[Start RECORDED DATA]

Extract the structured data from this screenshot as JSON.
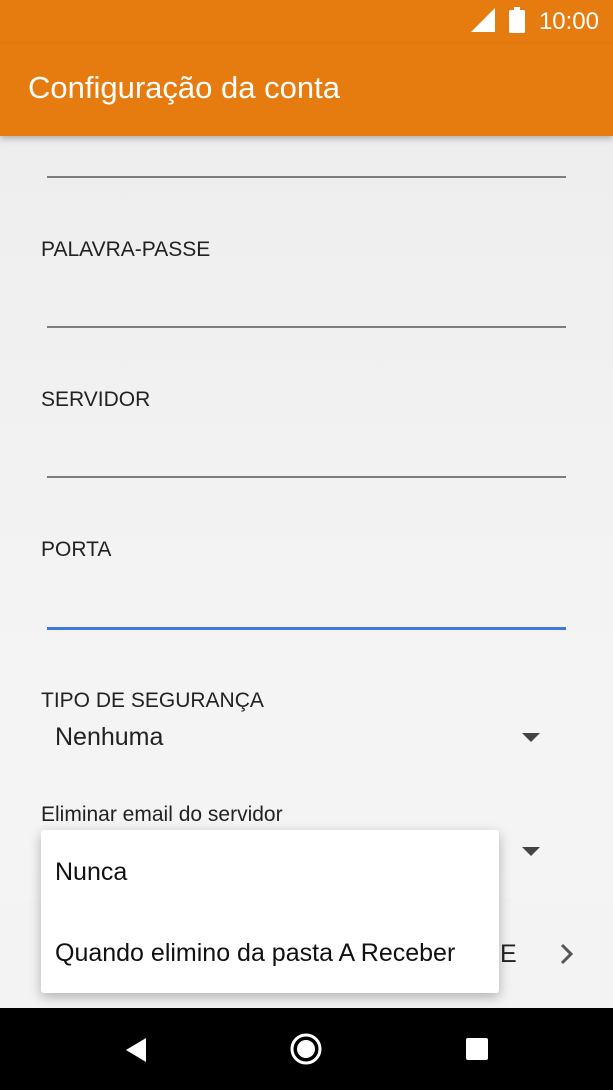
{
  "status": {
    "time": "10:00",
    "signal_icon": "signal-icon",
    "battery_icon": "battery-icon"
  },
  "appbar": {
    "title": "Configuração da conta"
  },
  "form": {
    "password_label": "PALAVRA-PASSE",
    "password_value": "",
    "server_label": "SERVIDOR",
    "server_value": "",
    "port_label": "PORTA",
    "port_value": "",
    "security_label": "TIPO DE SEGURANÇA",
    "security_value": "Nenhuma",
    "delete_label": "Eliminar email do servidor"
  },
  "dropdown": {
    "options": [
      "Nunca",
      "Quando elimino da pasta A Receber"
    ]
  },
  "hidden_row": {
    "suffix_text": "E"
  },
  "colors": {
    "accent": "#e67c0f",
    "focus": "#3c78d8",
    "navbar": "#000000"
  },
  "navbar": {
    "back_icon": "back-icon",
    "home_icon": "home-icon",
    "recents_icon": "recents-icon"
  }
}
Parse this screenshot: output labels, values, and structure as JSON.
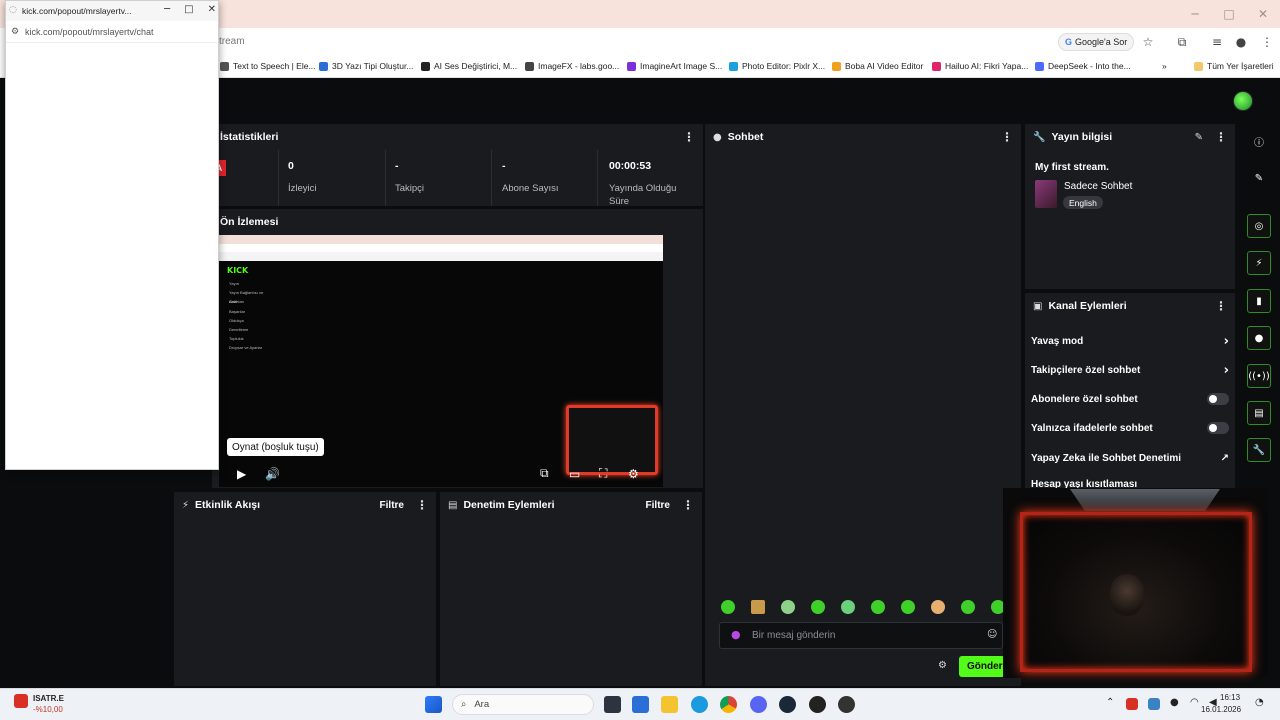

[End RECORDED DATA]

• _GIVEN PROBLEM_
Pictures in the records above are not copied; print everything else exactly.

• _TASK RESULT_
Extract the structured data from this screenshot as JSON.
{
  "status": {
    "time": "10:00",
    "signal_icon": "signal-icon",
    "battery_icon": "battery-icon"
  },
  "appbar": {
    "title": "Configuração da conta"
  },
  "form": {
    "password_label": "PALAVRA-PASSE",
    "password_value": "",
    "server_label": "SERVIDOR",
    "server_value": "",
    "port_label": "PORTA",
    "port_value": "",
    "security_label": "TIPO DE SEGURANÇA",
    "security_value": "Nenhuma",
    "delete_label": "Eliminar email do servidor"
  },
  "dropdown": {
    "options": [
      "Nunca",
      "Quando elimino da pasta A Receber"
    ]
  },
  "hidden_row": {
    "suffix_text": "E"
  },
  "colors": {
    "accent": "#e67c0f",
    "focus": "#3c78d8",
    "navbar": "#000000"
  },
  "navbar": {
    "back_icon": "back-icon",
    "home_icon": "home-icon",
    "recents_icon": "recents-icon"
  }
}
Parse this screenshot: output labels, values, and structure as JSON.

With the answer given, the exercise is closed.